INFORMATION SUPPLIED —
══════

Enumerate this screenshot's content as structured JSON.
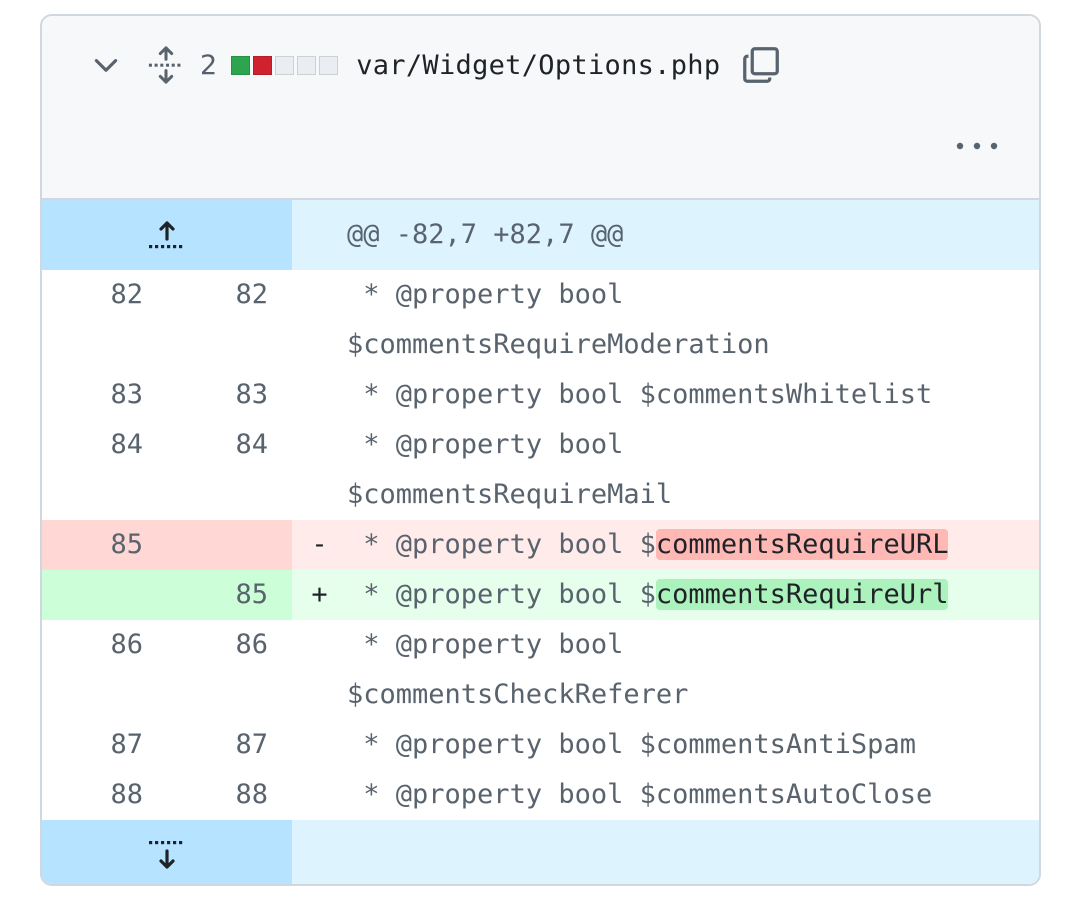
{
  "file_header": {
    "changes_count": "2",
    "diffstat": [
      "#2da44e",
      "#cf222e",
      "#eaeef2",
      "#eaeef2",
      "#eaeef2"
    ],
    "filename": "var/Widget/Options.php",
    "icons": [
      "chevron-down-icon",
      "expand-all-icon",
      "copy-icon",
      "kebab-horizontal-icon"
    ]
  },
  "hunk_header": "@@ -82,7 +82,7 @@",
  "lines": [
    {
      "type": "ctx",
      "old": "82",
      "new": "82",
      "marker": "",
      "prefix": " * @property bool\n$commentsRequireModeration",
      "hl": "",
      "suffix": ""
    },
    {
      "type": "ctx",
      "old": "83",
      "new": "83",
      "marker": "",
      "prefix": " * @property bool $commentsWhitelist",
      "hl": "",
      "suffix": ""
    },
    {
      "type": "ctx",
      "old": "84",
      "new": "84",
      "marker": "",
      "prefix": " * @property bool\n$commentsRequireMail",
      "hl": "",
      "suffix": ""
    },
    {
      "type": "del",
      "old": "85",
      "new": "",
      "marker": "-",
      "prefix": " * @property bool $",
      "hl": "commentsRequireURL",
      "suffix": ""
    },
    {
      "type": "add",
      "old": "",
      "new": "85",
      "marker": "+",
      "prefix": " * @property bool $",
      "hl": "commentsRequireUrl",
      "suffix": ""
    },
    {
      "type": "ctx",
      "old": "86",
      "new": "86",
      "marker": "",
      "prefix": " * @property bool\n$commentsCheckReferer",
      "hl": "",
      "suffix": ""
    },
    {
      "type": "ctx",
      "old": "87",
      "new": "87",
      "marker": "",
      "prefix": " * @property bool $commentsAntiSpam",
      "hl": "",
      "suffix": ""
    },
    {
      "type": "ctx",
      "old": "88",
      "new": "88",
      "marker": "",
      "prefix": " * @property bool $commentsAutoClose",
      "hl": "",
      "suffix": ""
    }
  ],
  "colors": {
    "deletion_highlight": "#ffb8b4",
    "addition_highlight": "#abf2bc",
    "hunk_gutter": "#b6e3ff",
    "hunk_bg": "#ddf4ff"
  }
}
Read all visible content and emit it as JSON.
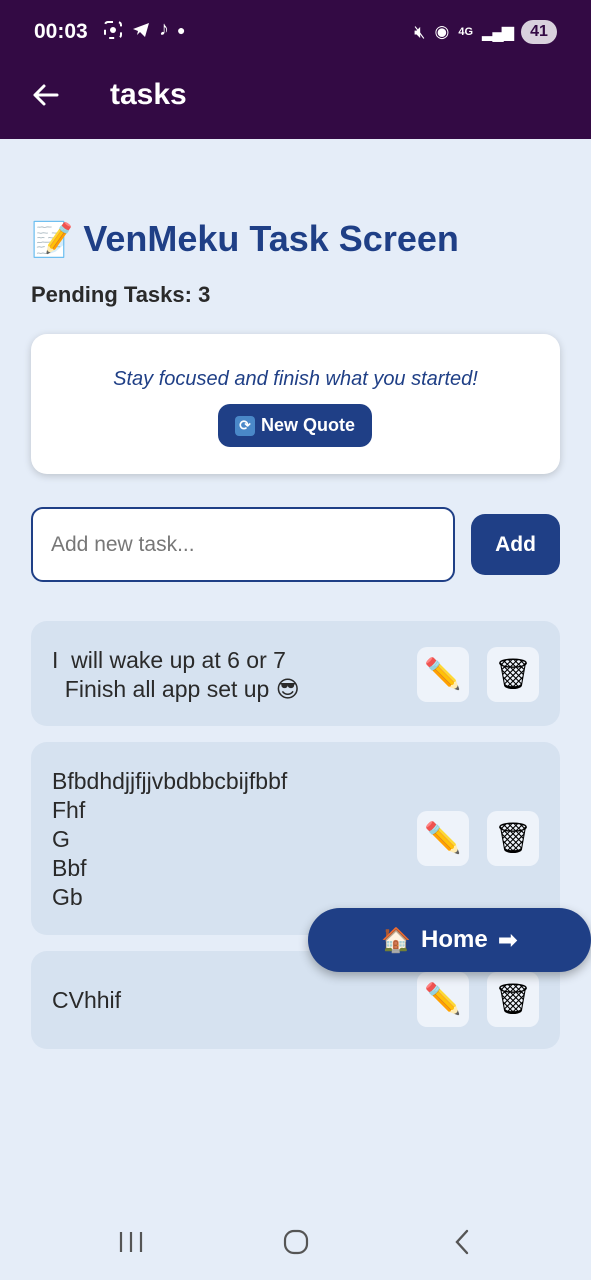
{
  "status_bar": {
    "time": "00:03",
    "battery": "41",
    "network": "4G"
  },
  "app_bar": {
    "title": "tasks"
  },
  "page": {
    "heading": "VenMeku Task Screen",
    "heading_emoji": "📝",
    "pending_label": "Pending Tasks: 3"
  },
  "quote": {
    "text": "Stay focused and finish what you started!",
    "button_label": "New Quote",
    "button_icon": "🔄"
  },
  "input": {
    "placeholder": "Add new task...",
    "value": ""
  },
  "add_button": {
    "label": "Add"
  },
  "tasks": [
    {
      "text": "I  will wake up at 6 or 7\n  Finish all app set up 😎",
      "edit_icon": "✏️",
      "delete_icon": "🗑"
    },
    {
      "text": "Bfbdhdjjfjjvbdbbcbijfbbf\nFhf\nG\nBbf\nGb",
      "edit_icon": "✏️",
      "delete_icon": "🗑"
    },
    {
      "text": "CVhhif",
      "edit_icon": "✏️",
      "delete_icon": "🗑"
    }
  ],
  "home_button": {
    "label": "Home",
    "icon_left": "🏠",
    "icon_right": "➡"
  },
  "colors": {
    "app_bar": "#330a44",
    "accent": "#1f3f86",
    "background": "#e5edf8",
    "card": "#d6e2f0"
  }
}
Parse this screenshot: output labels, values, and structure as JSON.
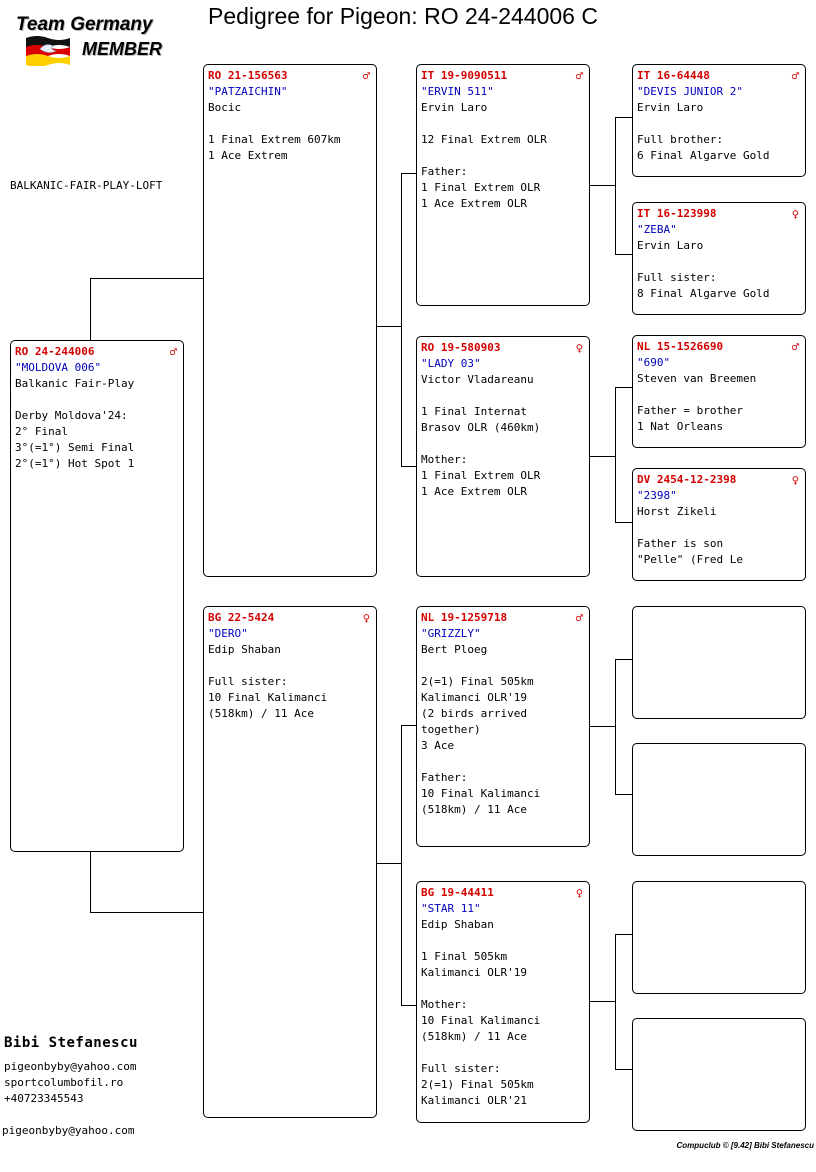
{
  "title": "Pedigree for Pigeon: RO  24-244006 C",
  "logo": {
    "line1": "Team Germany",
    "line2": "MEMBER"
  },
  "loft": "BALKANIC-FAIR-PLAY-LOFT",
  "colors": {
    "ring": "#d40000",
    "name": "#0000c0",
    "lines": "#000000"
  },
  "pigeons": {
    "subject": {
      "ring": "RO  24-244006",
      "sex": "♂",
      "name": "\"MOLDOVA 006\"",
      "owner": "Balkanic Fair-Play",
      "notes": "\nDerby Moldova'24:\n2° Final\n3°(=1°) Semi Final\n2°(=1°) Hot Spot 1"
    },
    "sire": {
      "ring": "RO  21-156563",
      "sex": "♂",
      "name": "\"PATZAICHIN\"",
      "owner": "Bocic",
      "notes": "\n1 Final Extrem 607km\n1 Ace Extrem"
    },
    "dam": {
      "ring": "BG  22-5424",
      "sex": "♀",
      "name": "\"DERO\"",
      "owner": "Edip Shaban",
      "notes": "\nFull sister:\n10 Final Kalimanci\n(518km) / 11 Ace"
    },
    "ss": {
      "ring": "IT  19-9090511",
      "sex": "♂",
      "name": "\"ERVIN 511\"",
      "owner": "Ervin Laro",
      "notes": "\n12 Final Extrem OLR\n\nFather:\n1 Final Extrem OLR\n1 Ace Extrem OLR"
    },
    "sd": {
      "ring": "RO  19-580903",
      "sex": "♀",
      "name": "\"LADY 03\"",
      "owner": "Victor Vladareanu",
      "notes": "\n1 Final Internat\nBrasov OLR (460km)\n\nMother:\n1 Final Extrem OLR\n1 Ace Extrem OLR"
    },
    "ds": {
      "ring": "NL  19-1259718",
      "sex": "♂",
      "name": "\"GRIZZLY\"",
      "owner": "Bert Ploeg",
      "notes": "\n2(=1) Final 505km\nKalimanci OLR'19\n(2 birds arrived\ntogether)\n3 Ace\n\nFather:\n10 Final Kalimanci\n(518km) / 11 Ace"
    },
    "dd": {
      "ring": "BG  19-44411",
      "sex": "♀",
      "name": "\"STAR 11\"",
      "owner": "Edip Shaban",
      "notes": "\n1 Final 505km\nKalimanci OLR'19\n\nMother:\n10 Final Kalimanci\n(518km) / 11 Ace\n\nFull sister:\n2(=1) Final 505km\nKalimanci OLR'21"
    },
    "sss": {
      "ring": "IT  16-64448",
      "sex": "♂",
      "name": "\"DEVIS JUNIOR 2\"",
      "owner": "Ervin Laro",
      "notes": "\nFull brother:\n6 Final Algarve Gold"
    },
    "ssd": {
      "ring": "IT  16-123998",
      "sex": "♀",
      "name": "\"ZEBA\"",
      "owner": "Ervin Laro",
      "notes": "\nFull sister:\n8 Final Algarve Gold"
    },
    "sds": {
      "ring": "NL  15-1526690",
      "sex": "♂",
      "name": "\"690\"",
      "owner": "Steven van Breemen",
      "notes": "\nFather = brother\n1 Nat Orleans"
    },
    "sdd": {
      "ring": "DV  2454-12-2398",
      "sex": "♀",
      "name": "\"2398\"",
      "owner": "Horst Zikeli",
      "notes": "\nFather is son\n\"Pelle\" (Fred Le"
    }
  },
  "breeder": {
    "name": "Bibi Stefanescu",
    "email": "pigeonbyby@yahoo.com",
    "website": "sportcolumbofil.ro",
    "phone": "+40723345543"
  },
  "footer": {
    "email": "pigeonbyby@yahoo.com",
    "credit": "Compuclub © [9.42]  Bibi Stefanescu"
  }
}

══════

GOAL — Return all of the entries word for word, but omit the pictures.

FINISHED TASK —
Enumerate this screenshot's content as structured JSON.
{
  "file_header": {
    "changes_count": "2",
    "diffstat": [
      "#2da44e",
      "#cf222e",
      "#eaeef2",
      "#eaeef2",
      "#eaeef2"
    ],
    "filename": "var/Widget/Options.php",
    "icons": [
      "chevron-down-icon",
      "expand-all-icon",
      "copy-icon",
      "kebab-horizontal-icon"
    ]
  },
  "hunk_header": "@@ -82,7 +82,7 @@",
  "lines": [
    {
      "type": "ctx",
      "old": "82",
      "new": "82",
      "marker": "",
      "prefix": " * @property bool\n$commentsRequireModeration",
      "hl": "",
      "suffix": ""
    },
    {
      "type": "ctx",
      "old": "83",
      "new": "83",
      "marker": "",
      "prefix": " * @property bool $commentsWhitelist",
      "hl": "",
      "suffix": ""
    },
    {
      "type": "ctx",
      "old": "84",
      "new": "84",
      "marker": "",
      "prefix": " * @property bool\n$commentsRequireMail",
      "hl": "",
      "suffix": ""
    },
    {
      "type": "del",
      "old": "85",
      "new": "",
      "marker": "-",
      "prefix": " * @property bool $",
      "hl": "commentsRequireURL",
      "suffix": ""
    },
    {
      "type": "add",
      "old": "",
      "new": "85",
      "marker": "+",
      "prefix": " * @property bool $",
      "hl": "commentsRequireUrl",
      "suffix": ""
    },
    {
      "type": "ctx",
      "old": "86",
      "new": "86",
      "marker": "",
      "prefix": " * @property bool\n$commentsCheckReferer",
      "hl": "",
      "suffix": ""
    },
    {
      "type": "ctx",
      "old": "87",
      "new": "87",
      "marker": "",
      "prefix": " * @property bool $commentsAntiSpam",
      "hl": "",
      "suffix": ""
    },
    {
      "type": "ctx",
      "old": "88",
      "new": "88",
      "marker": "",
      "prefix": " * @property bool $commentsAutoClose",
      "hl": "",
      "suffix": ""
    }
  ],
  "colors": {
    "deletion_highlight": "#ffb8b4",
    "addition_highlight": "#abf2bc",
    "hunk_gutter": "#b6e3ff",
    "hunk_bg": "#ddf4ff"
  }
}
Read all visible content and emit it as JSON.
{
  "status_bar": {
    "time": "00:03",
    "battery": "41",
    "network": "4G"
  },
  "app_bar": {
    "title": "tasks"
  },
  "page": {
    "heading": "VenMeku Task Screen",
    "heading_emoji": "📝",
    "pending_label": "Pending Tasks: 3"
  },
  "quote": {
    "text": "Stay focused and finish what you started!",
    "button_label": "New Quote",
    "button_icon": "🔄"
  },
  "input": {
    "placeholder": "Add new task...",
    "value": ""
  },
  "add_button": {
    "label": "Add"
  },
  "tasks": [
    {
      "text": "I  will wake up at 6 or 7\n  Finish all app set up 😎",
      "edit_icon": "✏️",
      "delete_icon": "🗑"
    },
    {
      "text": "Bfbdhdjjfjjvbdbbcbijfbbf\nFhf\nG\nBbf\nGb",
      "edit_icon": "✏️",
      "delete_icon": "🗑"
    },
    {
      "text": "CVhhif",
      "edit_icon": "✏️",
      "delete_icon": "🗑"
    }
  ],
  "home_button": {
    "label": "Home",
    "icon_left": "🏠",
    "icon_right": "➡"
  },
  "colors": {
    "app_bar": "#330a44",
    "accent": "#1f3f86",
    "background": "#e5edf8",
    "card": "#d6e2f0"
  }
}
Parse this screenshot: output labels, values, and structure as JSON.
{
  "title": "Pedigree for Pigeon: RO  24-244006 C",
  "logo": {
    "line1": "Team Germany",
    "line2": "MEMBER"
  },
  "loft": "BALKANIC-FAIR-PLAY-LOFT",
  "colors": {
    "ring": "#d40000",
    "name": "#0000c0",
    "lines": "#000000"
  },
  "pigeons": {
    "subject": {
      "ring": "RO  24-244006",
      "sex": "♂",
      "name": "\"MOLDOVA 006\"",
      "owner": "Balkanic Fair-Play",
      "notes": "\nDerby Moldova'24:\n2° Final\n3°(=1°) Semi Final\n2°(=1°) Hot Spot 1"
    },
    "sire": {
      "ring": "RO  21-156563",
      "sex": "♂",
      "name": "\"PATZAICHIN\"",
      "owner": "Bocic",
      "notes": "\n1 Final Extrem 607km\n1 Ace Extrem"
    },
    "dam": {
      "ring": "BG  22-5424",
      "sex": "♀",
      "name": "\"DERO\"",
      "owner": "Edip Shaban",
      "notes": "\nFull sister:\n10 Final Kalimanci\n(518km) / 11 Ace"
    },
    "ss": {
      "ring": "IT  19-9090511",
      "sex": "♂",
      "name": "\"ERVIN 511\"",
      "owner": "Ervin Laro",
      "notes": "\n12 Final Extrem OLR\n\nFather:\n1 Final Extrem OLR\n1 Ace Extrem OLR"
    },
    "sd": {
      "ring": "RO  19-580903",
      "sex": "♀",
      "name": "\"LADY 03\"",
      "owner": "Victor Vladareanu",
      "notes": "\n1 Final Internat\nBrasov OLR (460km)\n\nMother:\n1 Final Extrem OLR\n1 Ace Extrem OLR"
    },
    "ds": {
      "ring": "NL  19-1259718",
      "sex": "♂",
      "name": "\"GRIZZLY\"",
      "owner": "Bert Ploeg",
      "notes": "\n2(=1) Final 505km\nKalimanci OLR'19\n(2 birds arrived\ntogether)\n3 Ace\n\nFather:\n10 Final Kalimanci\n(518km) / 11 Ace"
    },
    "dd": {
      "ring": "BG  19-44411",
      "sex": "♀",
      "name": "\"STAR 11\"",
      "owner": "Edip Shaban",
      "notes": "\n1 Final 505km\nKalimanci OLR'19\n\nMother:\n10 Final Kalimanci\n(518km) / 11 Ace\n\nFull sister:\n2(=1) Final 505km\nKalimanci OLR'21"
    },
    "sss": {
      "ring": "IT  16-64448",
      "sex": "♂",
      "name": "\"DEVIS JUNIOR 2\"",
      "owner": "Ervin Laro",
      "notes": "\nFull brother:\n6 Final Algarve Gold"
    },
    "ssd": {
      "ring": "IT  16-123998",
      "sex": "♀",
      "name": "\"ZEBA\"",
      "owner": "Ervin Laro",
      "notes": "\nFull sister:\n8 Final Algarve Gold"
    },
    "sds": {
      "ring": "NL  15-1526690",
      "sex": "♂",
      "name": "\"690\"",
      "owner": "Steven van Breemen",
      "notes": "\nFather = brother\n1 Nat Orleans"
    },
    "sdd": {
      "ring": "DV  2454-12-2398",
      "sex": "♀",
      "name": "\"2398\"",
      "owner": "Horst Zikeli",
      "notes": "\nFather is son\n\"Pelle\" (Fred Le"
    }
  },
  "breeder": {
    "name": "Bibi Stefanescu",
    "email": "pigeonbyby@yahoo.com",
    "website": "sportcolumbofil.ro",
    "phone": "+40723345543"
  },
  "footer": {
    "email": "pigeonbyby@yahoo.com",
    "credit": "Compuclub © [9.42]  Bibi Stefanescu"
  }
}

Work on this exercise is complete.